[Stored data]
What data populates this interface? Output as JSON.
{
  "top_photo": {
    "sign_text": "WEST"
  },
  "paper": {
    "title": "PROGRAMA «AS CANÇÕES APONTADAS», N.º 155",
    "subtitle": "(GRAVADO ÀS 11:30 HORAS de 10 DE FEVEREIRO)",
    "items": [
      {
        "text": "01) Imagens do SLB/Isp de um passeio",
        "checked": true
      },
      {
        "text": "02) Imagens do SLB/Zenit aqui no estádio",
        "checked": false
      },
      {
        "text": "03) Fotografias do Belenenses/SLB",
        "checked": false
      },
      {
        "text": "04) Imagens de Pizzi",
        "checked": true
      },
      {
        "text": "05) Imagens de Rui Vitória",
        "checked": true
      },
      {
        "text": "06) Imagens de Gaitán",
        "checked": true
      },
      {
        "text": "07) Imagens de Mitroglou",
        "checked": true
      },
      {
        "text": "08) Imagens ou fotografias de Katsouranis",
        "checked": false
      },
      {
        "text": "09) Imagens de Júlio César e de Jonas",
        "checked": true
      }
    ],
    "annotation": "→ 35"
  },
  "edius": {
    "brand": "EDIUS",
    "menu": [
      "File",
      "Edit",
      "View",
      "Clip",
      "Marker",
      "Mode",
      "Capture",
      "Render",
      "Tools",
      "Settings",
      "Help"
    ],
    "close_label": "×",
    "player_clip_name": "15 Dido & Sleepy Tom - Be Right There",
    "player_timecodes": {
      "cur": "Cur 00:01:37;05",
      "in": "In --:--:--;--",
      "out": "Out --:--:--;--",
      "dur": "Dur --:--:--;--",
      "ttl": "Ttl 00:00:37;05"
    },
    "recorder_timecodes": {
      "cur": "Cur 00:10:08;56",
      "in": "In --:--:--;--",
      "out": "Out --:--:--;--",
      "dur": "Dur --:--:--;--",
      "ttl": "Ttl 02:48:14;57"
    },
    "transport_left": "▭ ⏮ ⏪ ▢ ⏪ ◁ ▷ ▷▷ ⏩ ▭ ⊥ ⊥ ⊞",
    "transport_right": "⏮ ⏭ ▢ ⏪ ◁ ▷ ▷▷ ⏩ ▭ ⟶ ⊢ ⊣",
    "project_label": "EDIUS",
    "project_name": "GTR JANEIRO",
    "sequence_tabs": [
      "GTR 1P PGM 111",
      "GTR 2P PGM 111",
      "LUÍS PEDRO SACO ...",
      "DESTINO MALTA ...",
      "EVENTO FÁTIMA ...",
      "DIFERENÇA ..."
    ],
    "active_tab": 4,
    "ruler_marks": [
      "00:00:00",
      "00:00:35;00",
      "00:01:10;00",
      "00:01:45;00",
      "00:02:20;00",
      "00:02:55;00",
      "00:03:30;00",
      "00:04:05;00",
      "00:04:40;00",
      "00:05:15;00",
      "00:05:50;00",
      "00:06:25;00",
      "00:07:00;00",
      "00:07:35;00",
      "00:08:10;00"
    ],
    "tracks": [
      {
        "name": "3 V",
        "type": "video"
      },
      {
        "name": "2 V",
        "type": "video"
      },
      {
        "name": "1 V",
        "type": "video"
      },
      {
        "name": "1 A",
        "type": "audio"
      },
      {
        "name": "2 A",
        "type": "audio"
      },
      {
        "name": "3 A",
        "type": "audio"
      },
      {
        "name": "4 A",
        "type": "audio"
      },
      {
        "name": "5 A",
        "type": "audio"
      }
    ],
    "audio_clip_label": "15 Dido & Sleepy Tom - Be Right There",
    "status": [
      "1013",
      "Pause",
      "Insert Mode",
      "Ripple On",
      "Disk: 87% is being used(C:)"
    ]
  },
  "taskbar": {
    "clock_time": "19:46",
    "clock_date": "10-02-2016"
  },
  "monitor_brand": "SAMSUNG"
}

**Exercise**
Reproduce the complete data exactly as presented above.

**Result of the task**
What data populates this interface? Output as JSON.
{
  "top_photo": {
    "sign_text": "WEST"
  },
  "paper": {
    "title": "PROGRAMA «AS CANÇÕES APONTADAS», N.º 155",
    "subtitle": "(GRAVADO ÀS 11:30 HORAS de 10 DE FEVEREIRO)",
    "items": [
      {
        "text": "01) Imagens do SLB/Isp de um passeio",
        "checked": true
      },
      {
        "text": "02) Imagens do SLB/Zenit aqui no estádio",
        "checked": false
      },
      {
        "text": "03) Fotografias do Belenenses/SLB",
        "checked": false
      },
      {
        "text": "04) Imagens de Pizzi",
        "checked": true
      },
      {
        "text": "05) Imagens de Rui Vitória",
        "checked": true
      },
      {
        "text": "06) Imagens de Gaitán",
        "checked": true
      },
      {
        "text": "07) Imagens de Mitroglou",
        "checked": true
      },
      {
        "text": "08) Imagens ou fotografias de Katsouranis",
        "checked": false
      },
      {
        "text": "09) Imagens de Júlio César e de Jonas",
        "checked": true
      }
    ],
    "annotation": "→ 35"
  },
  "edius": {
    "brand": "EDIUS",
    "menu": [
      "File",
      "Edit",
      "View",
      "Clip",
      "Marker",
      "Mode",
      "Capture",
      "Render",
      "Tools",
      "Settings",
      "Help"
    ],
    "close_label": "×",
    "player_clip_name": "15 Dido & Sleepy Tom - Be Right There",
    "player_timecodes": {
      "cur": "Cur 00:01:37;05",
      "in": "In --:--:--;--",
      "out": "Out --:--:--;--",
      "dur": "Dur --:--:--;--",
      "ttl": "Ttl 00:00:37;05"
    },
    "recorder_timecodes": {
      "cur": "Cur 00:10:08;56",
      "in": "In --:--:--;--",
      "out": "Out --:--:--;--",
      "dur": "Dur --:--:--;--",
      "ttl": "Ttl 02:48:14;57"
    },
    "transport_left": "▭ ⏮ ⏪ ▢ ⏪ ◁ ▷ ▷▷ ⏩ ▭ ⊥ ⊥ ⊞",
    "transport_right": "⏮ ⏭ ▢ ⏪ ◁ ▷ ▷▷ ⏩ ▭ ⟶ ⊢ ⊣",
    "project_label": "EDIUS",
    "project_name": "GTR JANEIRO",
    "sequence_tabs": [
      "GTR 1P PGM 111",
      "GTR 2P PGM 111",
      "LUÍS PEDRO SACO ...",
      "DESTINO MALTA ...",
      "EVENTO FÁTIMA ...",
      "DIFERENÇA ..."
    ],
    "active_tab": 4,
    "ruler_marks": [
      "00:00:00",
      "00:00:35;00",
      "00:01:10;00",
      "00:01:45;00",
      "00:02:20;00",
      "00:02:55;00",
      "00:03:30;00",
      "00:04:05;00",
      "00:04:40;00",
      "00:05:15;00",
      "00:05:50;00",
      "00:06:25;00",
      "00:07:00;00",
      "00:07:35;00",
      "00:08:10;00"
    ],
    "tracks": [
      {
        "name": "3 V",
        "type": "video"
      },
      {
        "name": "2 V",
        "type": "video"
      },
      {
        "name": "1 V",
        "type": "video"
      },
      {
        "name": "1 A",
        "type": "audio"
      },
      {
        "name": "2 A",
        "type": "audio"
      },
      {
        "name": "3 A",
        "type": "audio"
      },
      {
        "name": "4 A",
        "type": "audio"
      },
      {
        "name": "5 A",
        "type": "audio"
      }
    ],
    "audio_clip_label": "15 Dido & Sleepy Tom - Be Right There",
    "status": [
      "1013",
      "Pause",
      "Insert Mode",
      "Ripple On",
      "Disk: 87% is being used(C:)"
    ]
  },
  "taskbar": {
    "clock_time": "19:46",
    "clock_date": "10-02-2016"
  },
  "monitor_brand": "SAMSUNG"
}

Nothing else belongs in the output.